» **PROBLEM**: Scan the entries below. List each line with "นสำปะหล".
## Start
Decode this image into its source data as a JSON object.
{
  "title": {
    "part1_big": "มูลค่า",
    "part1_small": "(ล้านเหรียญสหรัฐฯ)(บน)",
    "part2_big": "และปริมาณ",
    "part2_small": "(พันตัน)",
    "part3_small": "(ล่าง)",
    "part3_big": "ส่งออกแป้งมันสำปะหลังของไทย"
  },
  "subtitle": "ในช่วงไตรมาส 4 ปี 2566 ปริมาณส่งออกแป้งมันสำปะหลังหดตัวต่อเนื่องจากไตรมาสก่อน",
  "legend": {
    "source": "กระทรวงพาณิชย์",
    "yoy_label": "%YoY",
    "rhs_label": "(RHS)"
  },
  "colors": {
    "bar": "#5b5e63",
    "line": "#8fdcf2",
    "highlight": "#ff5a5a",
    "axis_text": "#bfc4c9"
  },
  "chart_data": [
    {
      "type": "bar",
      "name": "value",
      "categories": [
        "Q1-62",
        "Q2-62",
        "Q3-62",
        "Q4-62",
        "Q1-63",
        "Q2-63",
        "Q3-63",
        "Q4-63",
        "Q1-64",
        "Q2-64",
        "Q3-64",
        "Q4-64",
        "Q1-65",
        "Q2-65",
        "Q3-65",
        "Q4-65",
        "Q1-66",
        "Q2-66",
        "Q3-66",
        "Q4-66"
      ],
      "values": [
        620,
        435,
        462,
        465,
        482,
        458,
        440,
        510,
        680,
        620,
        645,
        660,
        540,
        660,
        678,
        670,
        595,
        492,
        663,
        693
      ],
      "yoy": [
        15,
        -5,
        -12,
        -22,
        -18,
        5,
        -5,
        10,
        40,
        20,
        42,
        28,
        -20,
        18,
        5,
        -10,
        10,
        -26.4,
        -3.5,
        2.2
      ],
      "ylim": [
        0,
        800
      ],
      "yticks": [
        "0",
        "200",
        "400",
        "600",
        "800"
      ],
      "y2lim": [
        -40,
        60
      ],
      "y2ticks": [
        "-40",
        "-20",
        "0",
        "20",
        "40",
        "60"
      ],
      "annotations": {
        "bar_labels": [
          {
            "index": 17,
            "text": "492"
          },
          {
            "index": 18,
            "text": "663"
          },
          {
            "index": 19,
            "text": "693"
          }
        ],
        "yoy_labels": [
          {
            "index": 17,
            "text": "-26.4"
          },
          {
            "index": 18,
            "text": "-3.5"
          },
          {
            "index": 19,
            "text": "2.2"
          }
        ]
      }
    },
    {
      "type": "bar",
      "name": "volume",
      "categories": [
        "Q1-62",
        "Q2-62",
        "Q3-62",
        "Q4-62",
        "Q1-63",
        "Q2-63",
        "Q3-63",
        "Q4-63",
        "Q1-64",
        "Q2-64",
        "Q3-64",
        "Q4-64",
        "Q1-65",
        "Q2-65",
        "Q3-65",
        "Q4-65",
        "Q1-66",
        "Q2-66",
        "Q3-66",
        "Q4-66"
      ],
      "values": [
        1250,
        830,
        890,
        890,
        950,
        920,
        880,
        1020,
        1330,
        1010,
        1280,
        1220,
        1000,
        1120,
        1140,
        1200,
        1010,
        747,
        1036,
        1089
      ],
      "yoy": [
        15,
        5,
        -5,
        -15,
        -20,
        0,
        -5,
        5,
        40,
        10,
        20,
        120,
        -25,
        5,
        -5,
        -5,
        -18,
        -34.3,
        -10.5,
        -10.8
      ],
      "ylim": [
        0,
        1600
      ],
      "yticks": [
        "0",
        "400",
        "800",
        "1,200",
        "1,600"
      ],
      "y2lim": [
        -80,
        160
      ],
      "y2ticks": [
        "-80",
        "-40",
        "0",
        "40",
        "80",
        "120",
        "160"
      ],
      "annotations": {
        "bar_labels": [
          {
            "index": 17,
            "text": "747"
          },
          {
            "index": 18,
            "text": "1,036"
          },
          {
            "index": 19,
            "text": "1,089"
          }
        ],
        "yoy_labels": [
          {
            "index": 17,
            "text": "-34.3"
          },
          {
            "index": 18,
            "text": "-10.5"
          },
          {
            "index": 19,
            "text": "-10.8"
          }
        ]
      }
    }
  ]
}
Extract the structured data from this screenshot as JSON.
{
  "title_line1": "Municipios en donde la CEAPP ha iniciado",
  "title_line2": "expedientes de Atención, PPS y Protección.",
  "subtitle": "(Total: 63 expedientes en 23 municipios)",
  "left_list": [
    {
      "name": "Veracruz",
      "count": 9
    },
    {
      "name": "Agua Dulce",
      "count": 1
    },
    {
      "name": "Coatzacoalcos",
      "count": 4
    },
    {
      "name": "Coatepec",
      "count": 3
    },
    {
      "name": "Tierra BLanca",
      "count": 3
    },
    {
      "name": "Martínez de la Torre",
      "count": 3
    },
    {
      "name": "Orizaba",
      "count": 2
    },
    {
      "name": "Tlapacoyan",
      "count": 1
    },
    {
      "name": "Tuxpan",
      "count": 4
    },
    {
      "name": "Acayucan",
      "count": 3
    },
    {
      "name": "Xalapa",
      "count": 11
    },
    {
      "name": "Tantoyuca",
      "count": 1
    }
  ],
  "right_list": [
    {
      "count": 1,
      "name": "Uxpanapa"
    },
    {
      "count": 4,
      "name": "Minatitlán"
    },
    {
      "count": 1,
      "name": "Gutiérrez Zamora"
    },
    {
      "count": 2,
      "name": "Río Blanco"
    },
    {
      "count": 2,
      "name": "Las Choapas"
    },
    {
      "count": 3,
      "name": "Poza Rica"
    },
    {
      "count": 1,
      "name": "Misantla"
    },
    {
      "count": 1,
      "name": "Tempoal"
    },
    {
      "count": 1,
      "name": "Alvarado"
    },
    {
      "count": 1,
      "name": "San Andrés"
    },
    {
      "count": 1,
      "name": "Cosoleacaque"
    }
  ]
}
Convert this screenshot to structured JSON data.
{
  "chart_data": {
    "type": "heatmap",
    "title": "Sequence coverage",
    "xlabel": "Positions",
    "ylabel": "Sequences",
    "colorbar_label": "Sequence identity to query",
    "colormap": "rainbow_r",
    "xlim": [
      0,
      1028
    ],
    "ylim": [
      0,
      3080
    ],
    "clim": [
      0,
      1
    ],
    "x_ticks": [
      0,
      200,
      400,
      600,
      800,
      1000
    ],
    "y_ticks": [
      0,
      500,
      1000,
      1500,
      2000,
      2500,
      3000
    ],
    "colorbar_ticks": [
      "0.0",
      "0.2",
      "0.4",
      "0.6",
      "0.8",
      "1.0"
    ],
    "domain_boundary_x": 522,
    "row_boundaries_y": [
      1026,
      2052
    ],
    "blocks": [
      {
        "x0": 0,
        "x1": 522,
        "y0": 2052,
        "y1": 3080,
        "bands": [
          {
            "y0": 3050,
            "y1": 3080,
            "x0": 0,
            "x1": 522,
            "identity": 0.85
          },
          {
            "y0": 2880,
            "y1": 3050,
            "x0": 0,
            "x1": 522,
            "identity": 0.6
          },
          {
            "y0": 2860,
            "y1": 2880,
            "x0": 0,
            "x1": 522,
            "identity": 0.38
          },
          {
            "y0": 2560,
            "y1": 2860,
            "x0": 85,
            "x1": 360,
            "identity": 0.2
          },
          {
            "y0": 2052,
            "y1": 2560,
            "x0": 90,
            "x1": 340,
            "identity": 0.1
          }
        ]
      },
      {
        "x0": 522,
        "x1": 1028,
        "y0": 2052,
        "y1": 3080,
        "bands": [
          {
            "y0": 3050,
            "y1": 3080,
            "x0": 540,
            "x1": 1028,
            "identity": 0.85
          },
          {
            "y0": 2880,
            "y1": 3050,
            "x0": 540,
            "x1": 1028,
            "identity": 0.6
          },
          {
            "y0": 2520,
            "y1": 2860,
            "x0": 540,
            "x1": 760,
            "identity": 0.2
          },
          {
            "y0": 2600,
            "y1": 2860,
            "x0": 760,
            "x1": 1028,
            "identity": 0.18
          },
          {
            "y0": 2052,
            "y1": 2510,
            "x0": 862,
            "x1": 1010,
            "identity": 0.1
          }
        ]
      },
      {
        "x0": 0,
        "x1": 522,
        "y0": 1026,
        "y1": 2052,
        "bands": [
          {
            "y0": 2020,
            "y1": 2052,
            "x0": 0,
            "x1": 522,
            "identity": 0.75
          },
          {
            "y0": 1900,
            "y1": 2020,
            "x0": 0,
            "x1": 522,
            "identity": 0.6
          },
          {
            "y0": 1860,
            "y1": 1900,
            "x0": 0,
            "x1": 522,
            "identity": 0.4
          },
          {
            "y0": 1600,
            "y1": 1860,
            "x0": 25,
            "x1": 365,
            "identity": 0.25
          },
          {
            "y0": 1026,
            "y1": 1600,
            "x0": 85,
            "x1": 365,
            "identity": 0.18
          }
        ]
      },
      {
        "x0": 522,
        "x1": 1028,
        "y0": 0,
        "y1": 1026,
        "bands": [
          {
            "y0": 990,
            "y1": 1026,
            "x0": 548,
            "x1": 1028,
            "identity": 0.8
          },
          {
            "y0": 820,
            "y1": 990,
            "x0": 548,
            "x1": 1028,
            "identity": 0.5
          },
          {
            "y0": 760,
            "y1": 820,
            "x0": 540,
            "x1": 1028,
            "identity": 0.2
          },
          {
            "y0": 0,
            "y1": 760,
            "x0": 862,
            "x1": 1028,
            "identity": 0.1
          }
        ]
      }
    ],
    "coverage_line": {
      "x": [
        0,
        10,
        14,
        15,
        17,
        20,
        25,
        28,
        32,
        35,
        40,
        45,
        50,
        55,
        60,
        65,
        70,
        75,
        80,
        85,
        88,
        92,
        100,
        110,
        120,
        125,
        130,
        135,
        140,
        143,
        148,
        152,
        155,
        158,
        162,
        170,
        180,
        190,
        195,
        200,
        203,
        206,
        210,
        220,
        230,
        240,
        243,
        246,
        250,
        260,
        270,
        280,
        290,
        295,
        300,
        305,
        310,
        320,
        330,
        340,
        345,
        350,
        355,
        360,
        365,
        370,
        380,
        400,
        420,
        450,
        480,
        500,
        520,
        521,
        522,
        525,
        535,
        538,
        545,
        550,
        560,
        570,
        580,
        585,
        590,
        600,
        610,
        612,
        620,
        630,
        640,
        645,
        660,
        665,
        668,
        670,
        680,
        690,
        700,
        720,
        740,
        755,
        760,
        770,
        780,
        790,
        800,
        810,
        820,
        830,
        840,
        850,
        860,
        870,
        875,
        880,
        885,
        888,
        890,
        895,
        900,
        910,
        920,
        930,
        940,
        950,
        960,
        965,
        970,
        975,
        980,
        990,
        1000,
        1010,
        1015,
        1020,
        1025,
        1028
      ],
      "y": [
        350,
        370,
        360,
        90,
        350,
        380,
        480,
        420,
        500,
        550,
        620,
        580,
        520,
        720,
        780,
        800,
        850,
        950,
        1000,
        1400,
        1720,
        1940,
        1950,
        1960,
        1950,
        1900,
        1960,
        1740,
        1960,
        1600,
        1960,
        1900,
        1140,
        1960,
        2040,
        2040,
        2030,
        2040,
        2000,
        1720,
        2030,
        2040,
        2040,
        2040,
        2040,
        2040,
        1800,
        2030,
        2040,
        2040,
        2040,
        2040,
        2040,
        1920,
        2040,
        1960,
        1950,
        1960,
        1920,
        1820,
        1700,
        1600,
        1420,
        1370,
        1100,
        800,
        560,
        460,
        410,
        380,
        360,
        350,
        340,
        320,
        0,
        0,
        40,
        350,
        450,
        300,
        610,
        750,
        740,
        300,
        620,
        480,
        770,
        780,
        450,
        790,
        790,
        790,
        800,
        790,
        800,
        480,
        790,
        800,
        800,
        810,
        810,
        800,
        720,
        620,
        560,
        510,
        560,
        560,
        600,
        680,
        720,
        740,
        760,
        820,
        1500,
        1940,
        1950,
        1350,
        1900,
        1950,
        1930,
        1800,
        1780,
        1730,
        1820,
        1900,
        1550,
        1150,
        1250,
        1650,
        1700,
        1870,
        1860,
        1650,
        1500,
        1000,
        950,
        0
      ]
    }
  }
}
## End
» **ANSWER TO THE TASK**:
    "part3_big": "ส่งออกแป้งมันสำปะหลังของไทย"
  "subtitle": "ในช่วงไตรมาส 4 ปี 2566 ปริมาณส่งออกแป้งมันสำปะหลังหดตัวต่อเนื่องจากไตรมาสก่อน",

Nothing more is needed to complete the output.